What is required: Collect all the lines that mention the word "image".

[Dataset listings of figures]
__________
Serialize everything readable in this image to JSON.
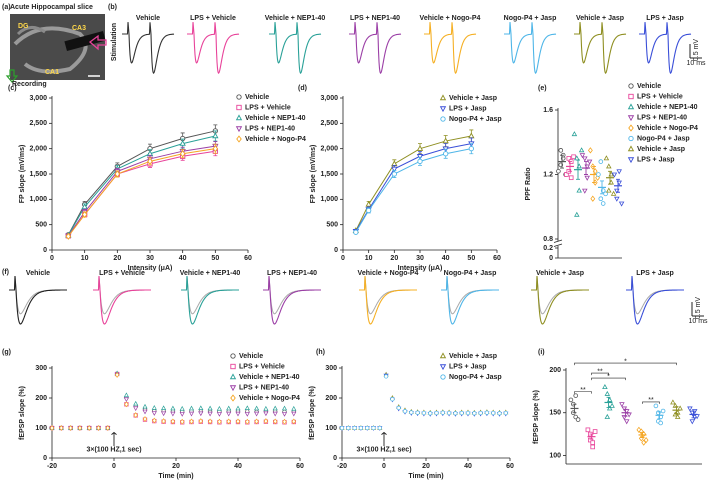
{
  "chart_data": [
    {
      "type": "image",
      "label": "(a)",
      "title": "Acute Hippocampal slice",
      "regions": [
        "DG",
        "CA3",
        "CA1"
      ],
      "annotation": "Recording"
    },
    {
      "type": "traces",
      "label": "(b)",
      "ylabel": "Stimulation",
      "pulses": 2,
      "groups": [
        {
          "name": "Vehicle",
          "color": "#333333"
        },
        {
          "name": "LPS + Vehicle",
          "color": "#e8439a"
        },
        {
          "name": "Vehicle + NEP1-40",
          "color": "#2aa198"
        },
        {
          "name": "LPS + NEP1-40",
          "color": "#9b3fa6"
        },
        {
          "name": "Vehicle + Nogo-P4",
          "color": "#f5b025"
        },
        {
          "name": "Nogo-P4 + Jasp",
          "color": "#4fb6e8"
        },
        {
          "name": "Vehicle + Jasp",
          "color": "#8f8f22"
        },
        {
          "name": "LPS + Jasp",
          "color": "#3a4fd8"
        }
      ],
      "scale_y": "0.5 mV",
      "scale_x": "10 ms"
    },
    {
      "type": "line",
      "label": "(c)",
      "xlabel": "Intensity (μA)",
      "ylabel": "FP slope (mV/ms)",
      "x": [
        5,
        10,
        20,
        30,
        40,
        50
      ],
      "xlim": [
        0,
        60
      ],
      "xticks": [
        0,
        10,
        20,
        30,
        40,
        50,
        60
      ],
      "ylim": [
        0,
        3000
      ],
      "yticks": [
        0,
        500,
        {
          "value": 1000,
          "label": "1,000"
        },
        {
          "value": 1500,
          "label": "1,500"
        },
        {
          "value": 2000,
          "label": "2,000"
        },
        {
          "value": 2500,
          "label": "2,500"
        },
        {
          "value": 3000,
          "label": "3,000"
        }
      ],
      "legend": "upper right",
      "series": [
        {
          "name": "Vehicle",
          "color": "#555555",
          "marker": "circle",
          "values": [
            300,
            900,
            1650,
            2000,
            2200,
            2350
          ],
          "errors": [
            30,
            60,
            70,
            90,
            110,
            120
          ]
        },
        {
          "name": "LPS + Vehicle",
          "color": "#e8439a",
          "marker": "square",
          "values": [
            280,
            700,
            1500,
            1700,
            1850,
            1950
          ],
          "errors": [
            25,
            50,
            60,
            70,
            80,
            90
          ]
        },
        {
          "name": "Vehicle + NEP1-40",
          "color": "#2aa198",
          "marker": "triangle",
          "values": [
            290,
            850,
            1600,
            1900,
            2100,
            2250
          ],
          "errors": [
            30,
            60,
            70,
            80,
            90,
            100
          ]
        },
        {
          "name": "LPS + NEP1-40",
          "color": "#9b3fa6",
          "marker": "invtriangle",
          "values": [
            280,
            750,
            1550,
            1800,
            1950,
            2050
          ],
          "errors": [
            25,
            55,
            60,
            70,
            80,
            90
          ]
        },
        {
          "name": "Vehicle + Nogo-P4",
          "color": "#f5a623",
          "marker": "diamond",
          "values": [
            270,
            700,
            1500,
            1750,
            1900,
            2000
          ],
          "errors": [
            25,
            50,
            60,
            70,
            80,
            90
          ]
        }
      ]
    },
    {
      "type": "line",
      "label": "(d)",
      "xlabel": "Intensity (μA)",
      "ylabel": "FP slope (mV/ms)",
      "x": [
        5,
        10,
        20,
        30,
        40,
        50
      ],
      "xlim": [
        0,
        60
      ],
      "xticks": [
        0,
        10,
        20,
        30,
        40,
        50,
        60
      ],
      "ylim": [
        0,
        3000
      ],
      "yticks": [
        0,
        500,
        {
          "value": 1000,
          "label": "1,000"
        },
        {
          "value": 1500,
          "label": "1,500"
        },
        {
          "value": 2000,
          "label": "2,000"
        },
        {
          "value": 2500,
          "label": "2,500"
        },
        {
          "value": 3000,
          "label": "3,000"
        }
      ],
      "legend": "upper right",
      "series": [
        {
          "name": "Vehicle + Jasp",
          "color": "#8f8f22",
          "marker": "triangle",
          "values": [
            380,
            900,
            1700,
            2000,
            2150,
            2250
          ],
          "errors": [
            30,
            60,
            80,
            100,
            110,
            120
          ]
        },
        {
          "name": "LPS + Jasp",
          "color": "#3a4fd8",
          "marker": "invtriangle",
          "values": [
            370,
            800,
            1600,
            1850,
            2000,
            2100
          ],
          "errors": [
            30,
            50,
            70,
            90,
            100,
            110
          ]
        },
        {
          "name": "Nogo-P4 + Jasp",
          "color": "#4fb6e8",
          "marker": "circle",
          "values": [
            350,
            780,
            1500,
            1750,
            1900,
            2000
          ],
          "errors": [
            25,
            50,
            70,
            80,
            90,
            100
          ]
        }
      ]
    },
    {
      "type": "dot",
      "label": "(e)",
      "ylabel": "PPF Ratio",
      "ylim": [
        0,
        1.6
      ],
      "axis_break": [
        0.2,
        0.8
      ],
      "yticks": [
        0,
        0.2,
        0.8,
        1.2,
        1.6
      ],
      "legend": "right",
      "groups": [
        {
          "name": "Vehicle",
          "color": "#555555",
          "marker": "circle",
          "mean": 1.28,
          "sem": 0.04,
          "points": [
            1.22,
            1.35,
            1.3,
            1.26,
            1.32,
            1.2
          ]
        },
        {
          "name": "LPS + Vehicle",
          "color": "#e8439a",
          "marker": "square",
          "mean": 1.25,
          "sem": 0.03,
          "points": [
            1.2,
            1.3,
            1.28,
            1.22,
            1.18,
            1.31
          ]
        },
        {
          "name": "Vehicle + NEP1-40",
          "color": "#2aa198",
          "marker": "triangle",
          "mean": 1.23,
          "sem": 0.06,
          "points": [
            1.45,
            1.3,
            1.1,
            0.95,
            1.25,
            1.35
          ]
        },
        {
          "name": "LPS + NEP1-40",
          "color": "#9b3fa6",
          "marker": "invtriangle",
          "mean": 1.24,
          "sem": 0.04,
          "points": [
            1.32,
            1.3,
            1.18,
            1.1,
            1.25,
            1.28
          ]
        },
        {
          "name": "Vehicle + Nogo-P4",
          "color": "#f5a623",
          "marker": "diamond",
          "mean": 1.2,
          "sem": 0.05,
          "points": [
            1.35,
            1.25,
            1.15,
            1.05,
            1.22,
            1.18
          ]
        },
        {
          "name": "Nogo-P4 + Jasp",
          "color": "#4fb6e8",
          "marker": "circle",
          "mean": 1.12,
          "sem": 0.04,
          "points": [
            1.2,
            1.05,
            1.1,
            1.28,
            1.02,
            1.08
          ]
        },
        {
          "name": "Vehicle + Jasp",
          "color": "#8f8f22",
          "marker": "triangle",
          "mean": 1.18,
          "sem": 0.04,
          "points": [
            1.3,
            1.1,
            1.15,
            1.25,
            1.2,
            1.08
          ]
        },
        {
          "name": "LPS + Jasp",
          "color": "#3a4fd8",
          "marker": "invtriangle",
          "mean": 1.13,
          "sem": 0.04,
          "points": [
            1.2,
            1.05,
            1.15,
            1.1,
            1.22,
            1.02
          ]
        }
      ]
    },
    {
      "type": "traces",
      "label": "(f)",
      "pulses": 1,
      "groups": [
        {
          "name": "Vehicle",
          "color": "#222222"
        },
        {
          "name": "LPS + Vehicle",
          "color": "#e8439a"
        },
        {
          "name": "Vehicle + NEP1-40",
          "color": "#2aa198"
        },
        {
          "name": "LPS + NEP1-40",
          "color": "#9b3fa6"
        },
        {
          "name": "Vehicle + Nogo-P4",
          "color": "#f5b025"
        },
        {
          "name": "Nogo-P4 + Jasp",
          "color": "#4fb6e8"
        },
        {
          "name": "Vehicle + Jasp",
          "color": "#8f8f22"
        },
        {
          "name": "LPS + Jasp",
          "color": "#3a4fd8"
        }
      ],
      "scale_y": "0.5 mV",
      "scale_x": "10 ms"
    },
    {
      "type": "timecourse",
      "label": "(g)",
      "xlabel": "Time (min)",
      "ylabel": "fEPSP slope (%)",
      "annotation": "3×(100 HZ,1 sec)",
      "xlim": [
        -20,
        60
      ],
      "xticks": [
        -20,
        0,
        20,
        40,
        60
      ],
      "ylim": [
        0,
        300
      ],
      "yticks": [
        0,
        100,
        200,
        300
      ],
      "legend": "upper right",
      "x": [
        -20,
        -17,
        -14,
        -11,
        -8,
        -5,
        -2,
        1,
        4,
        7,
        10,
        13,
        16,
        19,
        22,
        25,
        28,
        31,
        34,
        37,
        40,
        43,
        46,
        49,
        52,
        55,
        58
      ],
      "series": [
        {
          "name": "Vehicle",
          "color": "#555555",
          "marker": "circle",
          "values": [
            100,
            100,
            100,
            100,
            100,
            100,
            100,
            280,
            201,
            172,
            161,
            157,
            156,
            155,
            155,
            156,
            155,
            154,
            155,
            155,
            156,
            155,
            154,
            155,
            155,
            154,
            155
          ]
        },
        {
          "name": "LPS + Vehicle",
          "color": "#e8439a",
          "marker": "square",
          "values": [
            100,
            100,
            100,
            100,
            100,
            100,
            100,
            280,
            179,
            142,
            128,
            123,
            121,
            120,
            119,
            120,
            121,
            120,
            119,
            120,
            120,
            119,
            120,
            121,
            120,
            119,
            120
          ]
        },
        {
          "name": "Vehicle + NEP1-40",
          "color": "#2aa198",
          "marker": "triangle",
          "values": [
            100,
            100,
            100,
            100,
            100,
            100,
            100,
            282,
            209,
            181,
            171,
            167,
            166,
            165,
            164,
            165,
            166,
            165,
            164,
            165,
            165,
            166,
            165,
            164,
            165,
            165,
            164
          ]
        },
        {
          "name": "LPS + NEP1-40",
          "color": "#9b3fa6",
          "marker": "invtriangle",
          "values": [
            100,
            100,
            100,
            100,
            100,
            100,
            100,
            278,
            196,
            166,
            155,
            150,
            149,
            148,
            147,
            148,
            149,
            148,
            147,
            148,
            148,
            147,
            148,
            149,
            148,
            147,
            148
          ]
        },
        {
          "name": "Vehicle + Nogo-P4",
          "color": "#f5a623",
          "marker": "diamond",
          "values": [
            100,
            100,
            100,
            100,
            100,
            100,
            100,
            277,
            179,
            143,
            130,
            125,
            123,
            122,
            121,
            122,
            123,
            122,
            121,
            122,
            122,
            121,
            122,
            123,
            122,
            121,
            122
          ]
        }
      ]
    },
    {
      "type": "timecourse",
      "label": "(h)",
      "xlabel": "Time (min)",
      "ylabel": "fEPSP slope (%)",
      "annotation": "3×(100 HZ,1 sec)",
      "xlim": [
        -20,
        60
      ],
      "xticks": [
        -20,
        0,
        20,
        40,
        60
      ],
      "ylim": [
        0,
        300
      ],
      "yticks": [
        0,
        100,
        200,
        300
      ],
      "legend": "upper right",
      "x": [
        -20,
        -17,
        -14,
        -11,
        -8,
        -5,
        -2,
        1,
        4,
        7,
        10,
        13,
        16,
        19,
        22,
        25,
        28,
        31,
        34,
        37,
        40,
        43,
        46,
        49,
        52,
        55,
        58
      ],
      "series": [
        {
          "name": "Vehicle + Jasp",
          "color": "#8f8f22",
          "marker": "triangle",
          "values": [
            100,
            100,
            100,
            100,
            100,
            100,
            100,
            278,
            200,
            170,
            159,
            154,
            153,
            152,
            151,
            152,
            153,
            152,
            151,
            152,
            152,
            151,
            152,
            153,
            152,
            151,
            152
          ]
        },
        {
          "name": "LPS + Jasp",
          "color": "#3a4fd8",
          "marker": "invtriangle",
          "values": [
            100,
            100,
            100,
            100,
            100,
            100,
            100,
            275,
            195,
            165,
            154,
            150,
            149,
            148,
            147,
            148,
            149,
            148,
            147,
            148,
            148,
            147,
            148,
            149,
            148,
            147,
            148
          ]
        },
        {
          "name": "Nogo-P4 + Jasp",
          "color": "#4fb6e8",
          "marker": "circle",
          "values": [
            100,
            100,
            100,
            100,
            100,
            100,
            100,
            272,
            196,
            167,
            156,
            152,
            151,
            150,
            149,
            150,
            151,
            150,
            149,
            150,
            150,
            149,
            150,
            151,
            150,
            149,
            150
          ]
        }
      ]
    },
    {
      "type": "dot",
      "label": "(i)",
      "ylabel": "fEPSP slope (%)",
      "ylim": [
        90,
        200
      ],
      "yticks": [
        100,
        150,
        200
      ],
      "groups": [
        {
          "color": "#555555",
          "marker": "circle",
          "mean": 155,
          "sem": 5,
          "points": [
            165,
            150,
            145,
            160,
            170,
            142
          ]
        },
        {
          "color": "#e8439a",
          "marker": "square",
          "mean": 122,
          "sem": 3,
          "points": [
            130,
            118,
            115,
            125,
            110,
            128
          ]
        },
        {
          "color": "#2aa198",
          "marker": "triangle",
          "mean": 162,
          "sem": 6,
          "points": [
            180,
            172,
            155,
            145,
            165,
            158
          ]
        },
        {
          "color": "#9b3fa6",
          "marker": "invtriangle",
          "mean": 150,
          "sem": 4,
          "points": [
            160,
            145,
            140,
            155,
            152,
            148
          ]
        },
        {
          "color": "#f5a623",
          "marker": "diamond",
          "mean": 124,
          "sem": 3,
          "points": [
            130,
            120,
            115,
            128,
            125,
            118
          ]
        },
        {
          "color": "#4fb6e8",
          "marker": "circle",
          "mean": 147,
          "sem": 4,
          "points": [
            158,
            140,
            145,
            150,
            138,
            152
          ]
        },
        {
          "color": "#8f8f22",
          "marker": "triangle",
          "mean": 153,
          "sem": 4,
          "points": [
            162,
            148,
            145,
            158,
            150,
            155
          ]
        },
        {
          "color": "#3a4fd8",
          "marker": "invtriangle",
          "mean": 148,
          "sem": 4,
          "points": [
            155,
            140,
            145,
            150,
            152,
            146
          ]
        }
      ],
      "significance": [
        {
          "from": 0,
          "to": 1,
          "label": "**"
        },
        {
          "from": 4,
          "to": 5,
          "label": "**"
        },
        {
          "from": 1,
          "to": 3,
          "label": "*"
        },
        {
          "from": 1,
          "to": 2,
          "label": "**"
        },
        {
          "from": 0,
          "to": 6,
          "label": "*"
        }
      ]
    }
  ]
}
__________
Response below:
Serialize everything readable in this image to JSON.
      "type": "image",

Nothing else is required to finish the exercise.